───── RECORD EXCERPTS ─────

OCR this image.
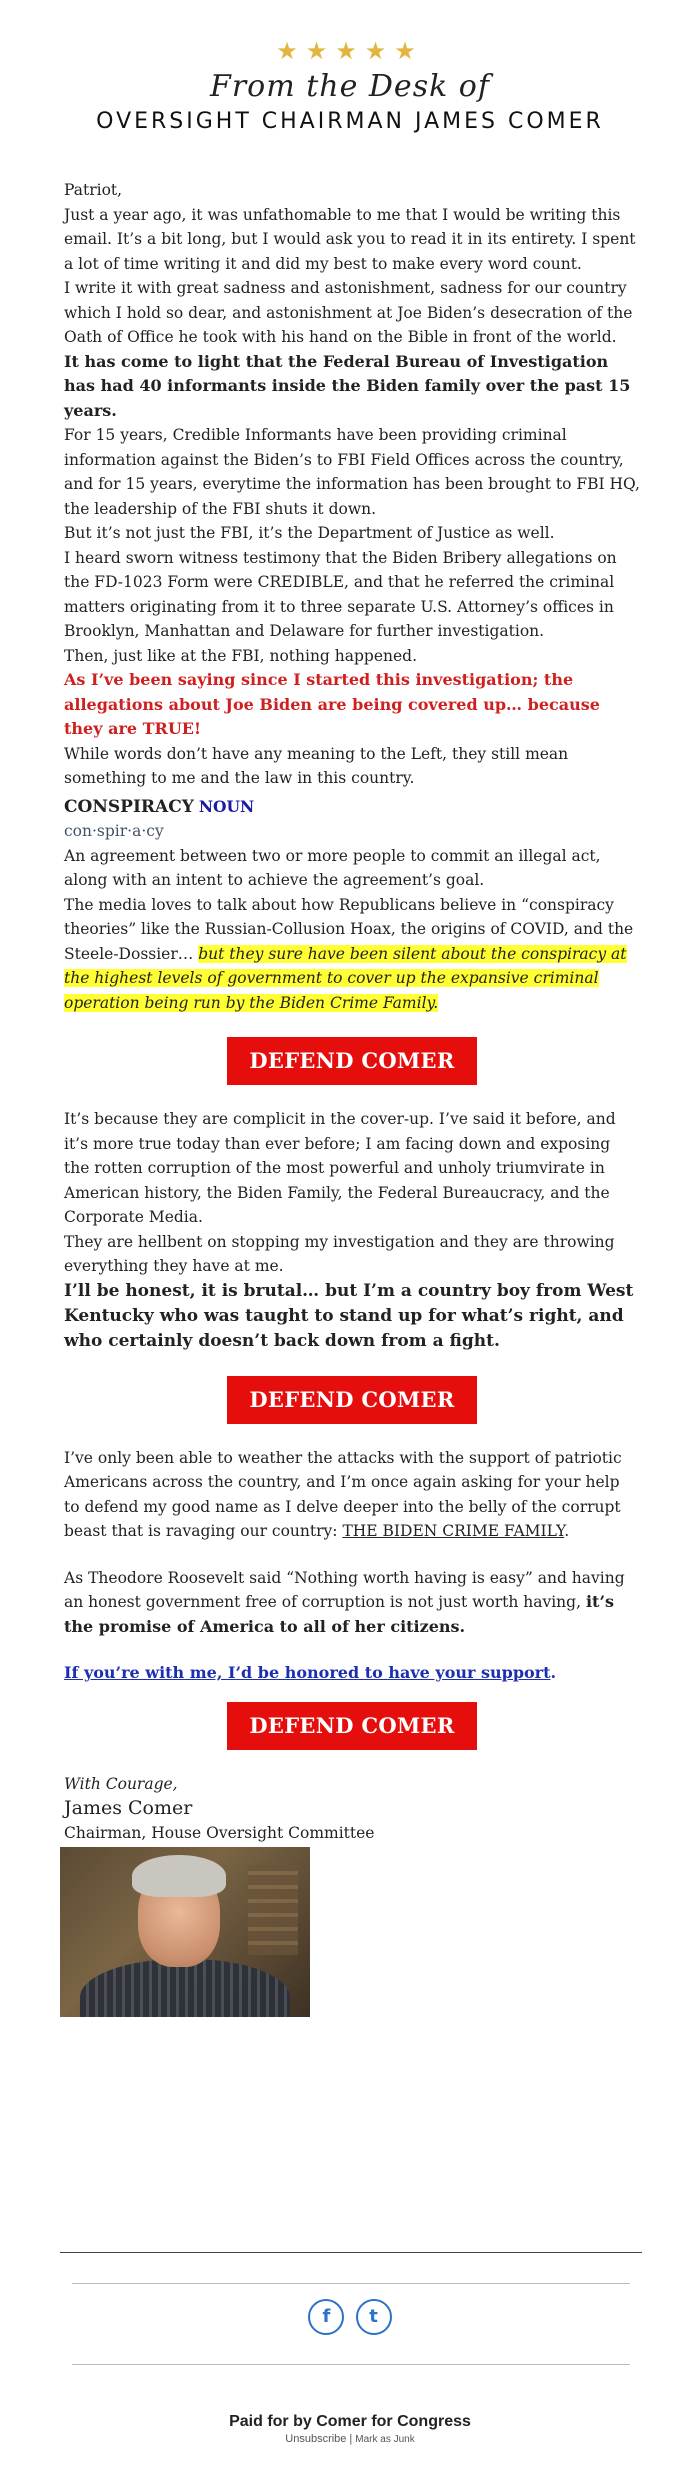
★★★★★
From the Desk of
OVERSIGHT CHAIRMAN JAMES COMER

Patriot,

Just a year ago, it was unfathomable to me that I would be writing this email. It’s a bit long, but I would ask you to read it in its entirety. I spent a lot of time writing it and did my best to make every word count.

I write it with great sadness and astonishment, sadness for our country which I hold so dear, and astonishment at Joe Biden’s desecration of the Oath of Office he took with his hand on the Bible in front of the world.

It has come to light that the Federal Bureau of Investigation has had 40 informants inside the Biden family over the past 15 years.

For 15 years, Credible Informants have been providing criminal information against the Biden’s to FBI Field Offices across the country, and for 15 years, everytime the information has been brought to FBI HQ, the leadership of the FBI shuts it down.

But it’s not just the FBI, it’s the Department of Justice as well.

I heard sworn witness testimony that the Biden Bribery allegations on the FD-1023 Form were CREDIBLE, and that he referred the criminal matters originating from it to three separate U.S. Attorney’s offices in Brooklyn, Manhattan and Delaware for further investigation.

Then, just like at the FBI, nothing happened.

As I’ve been saying since I started this investigation; the allegations about Joe Biden are being covered up… because they are TRUE!

While words don’t have any meaning to the Left, they still mean something to me and the law in this country.

CONSPIRACY NOUN

con·spir·a·cy

An agreement between two or more people to commit an illegal act, along with an intent to achieve the agreement’s goal.

The media loves to talk about how Republicans believe in “conspiracy theories” like the Russian-Collusion Hoax, the origins of COVID, and the Steele-Dossier… but they sure have been silent about the conspiracy at the highest levels of government to cover up the expansive criminal operation being run by the Biden Crime Family.

DEFEND COMER

It’s because they are complicit in the cover-up. I’ve said it before, and it’s more true today than ever before; I am facing down and exposing the rotten corruption of the most powerful and unholy triumvirate in American history, the Biden Family, the Federal Bureaucracy, and the Corporate Media.

They are hellbent on stopping my investigation and they are throwing everything they have at me.

I’ll be honest, it is brutal… but I’m a country boy from West Kentucky who was taught to stand up for what’s right, and who certainly doesn’t back down from a fight.

DEFEND COMER

I’ve only been able to weather the attacks with the support of patriotic Americans across the country, and I’m once again asking for your help to defend my good name as I delve deeper into the belly of the corrupt beast that is ravaging our country: THE BIDEN CRIME FAMILY.

As Theodore Roosevelt said “Nothing worth having is easy” and having an honest government free of corruption is not just worth having, it’s the promise of America to all of her citizens.

If you’re with me, I’d be honored to have your support.

DEFEND COMER

With Courage,

James Comer

Chairman, House Oversight Committee

f t
Paid for by Comer for Congress
Unsubscribe | Mark as Junk
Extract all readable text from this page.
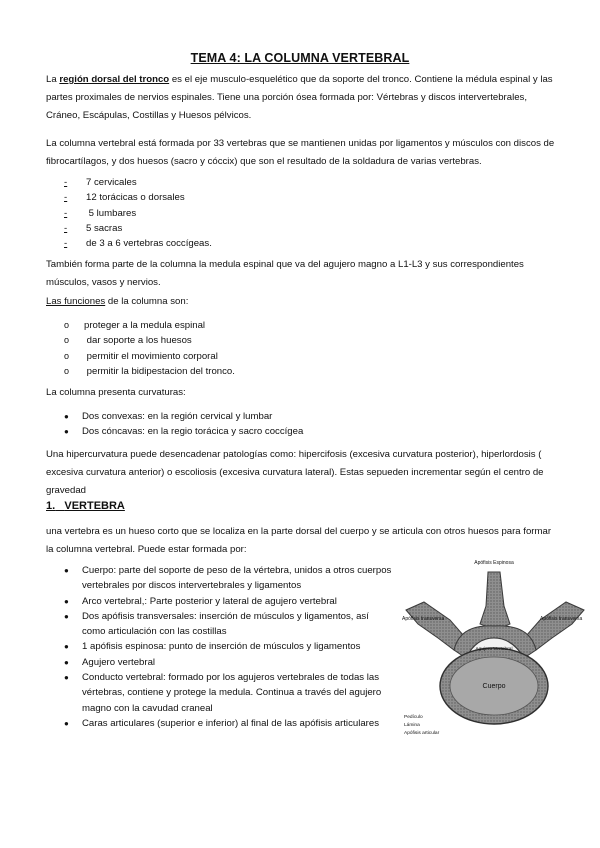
TEMA 4: LA COLUMNA VERTEBRAL

La región dorsal del tronco es el eje musculo-esquelético que da soporte del tronco. Contiene la médula espinal y las partes proximales de nervios espinales. Tiene una porción ósea formada por: Vértebras y discos intervertebrales, Cráneo, Escápulas, Costillas y Huesos pélvicos.

La columna vertebral está formada por 33 vertebras que se mantienen unidas por ligamentos y músculos con discos de fibrocartílagos, y dos huesos (sacro y cóccix) que son el resultado de la soldadura de varias vertebras.

-7 cervicales
-12 torácicas o dorsales
- 5 lumbares
-5 sacras
-de 3 a 6 vertebras coccígeas.

También forma parte de la columna la medula espinal que va del agujero magno a L1-L3 y sus correspondientes músculos, vasos y nervios.

Las funciones de la columna son:

o proteger a la medula espinal
o dar soporte a los huesos
o permitir el movimiento corporal
o permitir la bidipestacion del tronco.

La columna presenta curvaturas:

●	Dos convexas: en la región cervical y lumbar
●	Dos cóncavas: en la regio torácica y sacro coccígea

Una hipercurvatura puede desencadenar patologías como: hipercifosis (excesiva curvatura posterior), hiperlordosis ( excesiva curvatura anterior) o escoliosis (excesiva curvatura lateral). Estas sepueden incrementar según el centro de gravedad

1. VERTEBRA

una vertebra es un hueso corto que se localiza en la parte dorsal del cuerpo y se articula con otros huesos para formar la columna vertebral. Puede estar formada por:

●	Cuerpo: parte del soporte de peso de la vértebra, unidos a otros cuerpos vertebrales por discos intervertebrales y ligamentos
●	Arco vertebral,: Parte posterior y lateral de agujero vertebral
●	Dos apófisis transversales: inserción de músculos y ligamentos, así como articulación con las costillas
●	1 apófisis espinosa: punto de inserción de músculos y ligamentos
●	Agujero vertebral
●	Conducto vertebral: formado por los agujeros vertebrales de todas las vértebras, contiene y protege la medula. Continua a través del agujero magno con la cavudad craneal
●	Caras articulares (superior e inferior) al final de las apófisis articulares
Apófisis Espinosa
Apófisis transversa	Apófisis transversa
Agujero Vertebral
Cuerpo
Pedículo
Lámina
Apófisis articular
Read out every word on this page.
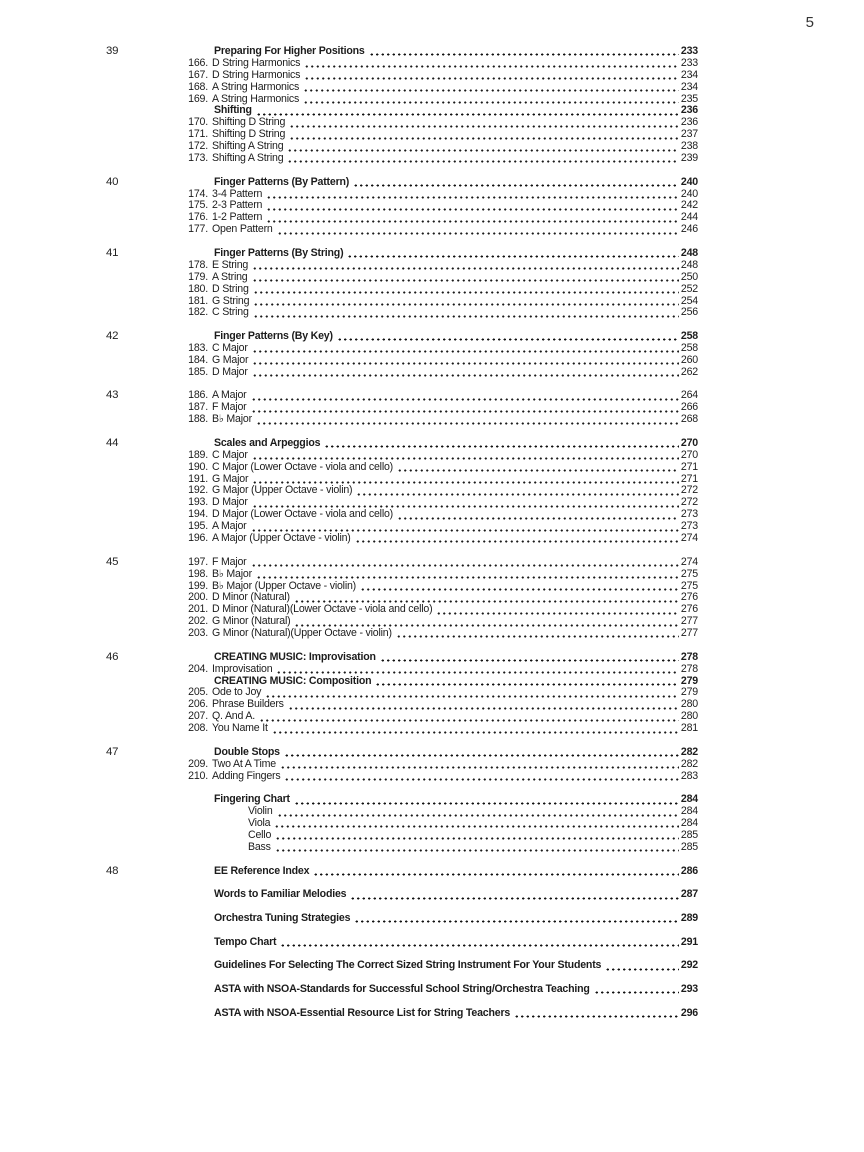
5
39	Preparing For Higher Positions	233
166. D String Harmonics	233
167. D String Harmonics	234
168. A String Harmonics	234
169. A String Harmonics	235
Shifting	236
170. Shifting D String	236
171. Shifting D String	237
172. Shifting A String	238
173. Shifting A String	239
40	Finger Patterns (By Pattern)	240
174. 3-4 Pattern	240
175. 2-3 Pattern	242
176. 1-2 Pattern	244
177. Open Pattern	246
41	Finger Patterns (By String)	248
178. E String	248
179. A String	250
180. D String	252
181. G String	254
182. C String	256
42	Finger Patterns (By Key)	258
183. C Major	258
184. G Major	260
185. D Major	262
43	186. A Major	264
187. F Major	266
188. B♭ Major	268
44	Scales and Arpeggios	270
189. C Major	270
190. C Major (Lower Octave - viola and cello)	271
191. G Major	271
192. G Major (Upper Octave - violin)	272
193. D Major	272
194. D Major (Lower Octave - viola and cello)	273
195. A Major	273
196. A Major (Upper Octave - violin)	274
45	197. F Major	274
198. B♭ Major	275
199. B♭ Major (Upper Octave - violin)	275
200. D Minor (Natural)	276
201. D Minor (Natural)(Lower Octave - viola and cello)	276
202. G Minor (Natural)	277
203. G Minor (Natural)(Upper Octave - violin)	277
46	CREATING MUSIC: Improvisation	278
204. Improvisation	278
CREATING MUSIC: Composition	279
205. Ode to Joy	279
206. Phrase Builders	280
207. Q. And A.	280
208. You Name It	281
47	Double Stops	282
209. Two At A Time	282
210. Adding Fingers	283
Fingering Chart	284
Violin	284
Viola	284
Cello	285
Bass	285
48	EE Reference Index	286
Words to Familiar Melodies	287
Orchestra Tuning Strategies	289
Tempo Chart	291
Guidelines For Selecting The Correct Sized String Instrument For Your Students	292
ASTA with NSOA-Standards for Successful School String/Orchestra Teaching	293
ASTA with NSOA-Essential Resource List for String Teachers	296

─────

● WHAT IS BEING ASKED
Each entry above should be reproduced exactly, with the pictures removed.

● EXERCISE OUTPUT
OCR this image.
★★★★★
From the Desk of
OVERSIGHT CHAIRMAN JAMES COMER

Patriot,

Just a year ago, it was unfathomable to me that I would be writing this email. It’s a bit long, but I would ask you to read it in its entirety. I spent a lot of time writing it and did my best to make every word count.

I write it with great sadness and astonishment, sadness for our country which I hold so dear, and astonishment at Joe Biden’s desecration of the Oath of Office he took with his hand on the Bible in front of the world.

It has come to light that the Federal Bureau of Investigation has had 40 informants inside the Biden family over the past 15 years.

For 15 years, Credible Informants have been providing criminal information against the Biden’s to FBI Field Offices across the country, and for 15 years, everytime the information has been brought to FBI HQ, the leadership of the FBI shuts it down.

But it’s not just the FBI, it’s the Department of Justice as well.

I heard sworn witness testimony that the Biden Bribery allegations on the FD-1023 Form were CREDIBLE, and that he referred the criminal matters originating from it to three separate U.S. Attorney’s offices in Brooklyn, Manhattan and Delaware for further investigation.

Then, just like at the FBI, nothing happened.

As I’ve been saying since I started this investigation; the allegations about Joe Biden are being covered up… because they are TRUE!

While words don’t have any meaning to the Left, they still mean something to me and the law in this country.

CONSPIRACY NOUN

con·spir·a·cy

An agreement between two or more people to commit an illegal act, along with an intent to achieve the agreement’s goal.

The media loves to talk about how Republicans believe in “conspiracy theories” like the Russian-Collusion Hoax, the origins of COVID, and the Steele-Dossier… but they sure have been silent about the conspiracy at the highest levels of government to cover up the expansive criminal operation being run by the Biden Crime Family.

DEFEND COMER

It’s because they are complicit in the cover-up. I’ve said it before, and it’s more true today than ever before; I am facing down and exposing the rotten corruption of the most powerful and unholy triumvirate in American history, the Biden Family, the Federal Bureaucracy, and the Corporate Media.

They are hellbent on stopping my investigation and they are throwing everything they have at me.

I’ll be honest, it is brutal… but I’m a country boy from West Kentucky who was taught to stand up for what’s right, and who certainly doesn’t back down from a fight.

DEFEND COMER

I’ve only been able to weather the attacks with the support of patriotic Americans across the country, and I’m once again asking for your help to defend my good name as I delve deeper into the belly of the corrupt beast that is ravaging our country: THE BIDEN CRIME FAMILY.

As Theodore Roosevelt said “Nothing worth having is easy” and having an honest government free of corruption is not just worth having, it’s the promise of America to all of her citizens.

If you’re with me, I’d be honored to have your support.

DEFEND COMER

With Courage,

James Comer

Chairman, House Oversight Committee

f t
Paid for by Comer for Congress
Unsubscribe | Mark as Junk
Extract all readable text from this page.
TEMA 4: LA COLUMNA VERTEBRAL

La región dorsal del tronco es el eje musculo-esquelético que da soporte del tronco. Contiene la médula espinal y las partes proximales de nervios espinales. Tiene una porción ósea formada por: Vértebras y discos intervertebrales, Cráneo, Escápulas, Costillas y Huesos pélvicos.

La columna vertebral está formada por 33 vertebras que se mantienen unidas por ligamentos y músculos con discos de fibrocartílagos, y dos huesos (sacro y cóccix) que son el resultado de la soldadura de varias vertebras.

-7 cervicales
-12 torácicas o dorsales
- 5 lumbares
-5 sacras
-de 3 a 6 vertebras coccígeas.

También forma parte de la columna la medula espinal que va del agujero magno a L1-L3 y sus correspondientes músculos, vasos y nervios.

Las funciones de la columna son:

o proteger a la medula espinal
o dar soporte a los huesos
o permitir el movimiento corporal
o permitir la bidipestacion del tronco.

La columna presenta curvaturas:

●	Dos convexas: en la región cervical y lumbar
●	Dos cóncavas: en la regio torácica y sacro coccígea

Una hipercurvatura puede desencadenar patologías como: hipercifosis (excesiva curvatura posterior), hiperlordosis ( excesiva curvatura anterior) o escoliosis (excesiva curvatura lateral). Estas sepueden incrementar según el centro de gravedad

1. VERTEBRA

una vertebra es un hueso corto que se localiza en la parte dorsal del cuerpo y se articula con otros huesos para formar la columna vertebral. Puede estar formada por:

●	Cuerpo: parte del soporte de peso de la vértebra, unidos a otros cuerpos vertebrales por discos intervertebrales y ligamentos
●	Arco vertebral,: Parte posterior y lateral de agujero vertebral
●	Dos apófisis transversales: inserción de músculos y ligamentos, así como articulación con las costillas
●	1 apófisis espinosa: punto de inserción de músculos y ligamentos
●	Agujero vertebral
●	Conducto vertebral: formado por los agujeros vertebrales de todas las vértebras, contiene y protege la medula. Continua a través del agujero magno con la cavudad craneal
●	Caras articulares (superior e inferior) al final de las apófisis articulares
Apófisis Espinosa
Apófisis transversa	Apófisis transversa
Agujero Vertebral
Cuerpo
Pedículo
Lámina
Apófisis articular
Read out every word on this page.
5
39	Preparing For Higher Positions	233
166. D String Harmonics	233
167. D String Harmonics	234
168. A String Harmonics	234
169. A String Harmonics	235
Shifting	236
170. Shifting D String	236
171. Shifting D String	237
172. Shifting A String	238
173. Shifting A String	239
40	Finger Patterns (By Pattern)	240
174. 3-4 Pattern	240
175. 2-3 Pattern	242
176. 1-2 Pattern	244
177. Open Pattern	246
41	Finger Patterns (By String)	248
178. E String	248
179. A String	250
180. D String	252
181. G String	254
182. C String	256
42	Finger Patterns (By Key)	258
183. C Major	258
184. G Major	260
185. D Major	262
43	186. A Major	264
187. F Major	266
188. B♭ Major	268
44	Scales and Arpeggios	270
189. C Major	270
190. C Major (Lower Octave - viola and cello)	271
191. G Major	271
192. G Major (Upper Octave - violin)	272
193. D Major	272
194. D Major (Lower Octave - viola and cello)	273
195. A Major	273
196. A Major (Upper Octave - violin)	274
45	197. F Major	274
198. B♭ Major	275
199. B♭ Major (Upper Octave - violin)	275
200. D Minor (Natural)	276
201. D Minor (Natural)(Lower Octave - viola and cello)	276
202. G Minor (Natural)	277
203. G Minor (Natural)(Upper Octave - violin)	277
46	CREATING MUSIC: Improvisation	278
204. Improvisation	278
CREATING MUSIC: Composition	279
205. Ode to Joy	279
206. Phrase Builders	280
207. Q. And A.	280
208. You Name It	281
47	Double Stops	282
209. Two At A Time	282
210. Adding Fingers	283
Fingering Chart	284
Violin	284
Viola	284
Cello	285
Bass	285
48	EE Reference Index	286
Words to Familiar Melodies	287
Orchestra Tuning Strategies	289
Tempo Chart	291
Guidelines For Selecting The Correct Sized String Instrument For Your Students	292
ASTA with NSOA-Standards for Successful School String/Orchestra Teaching	293
ASTA with NSOA-Essential Resource List for String Teachers	296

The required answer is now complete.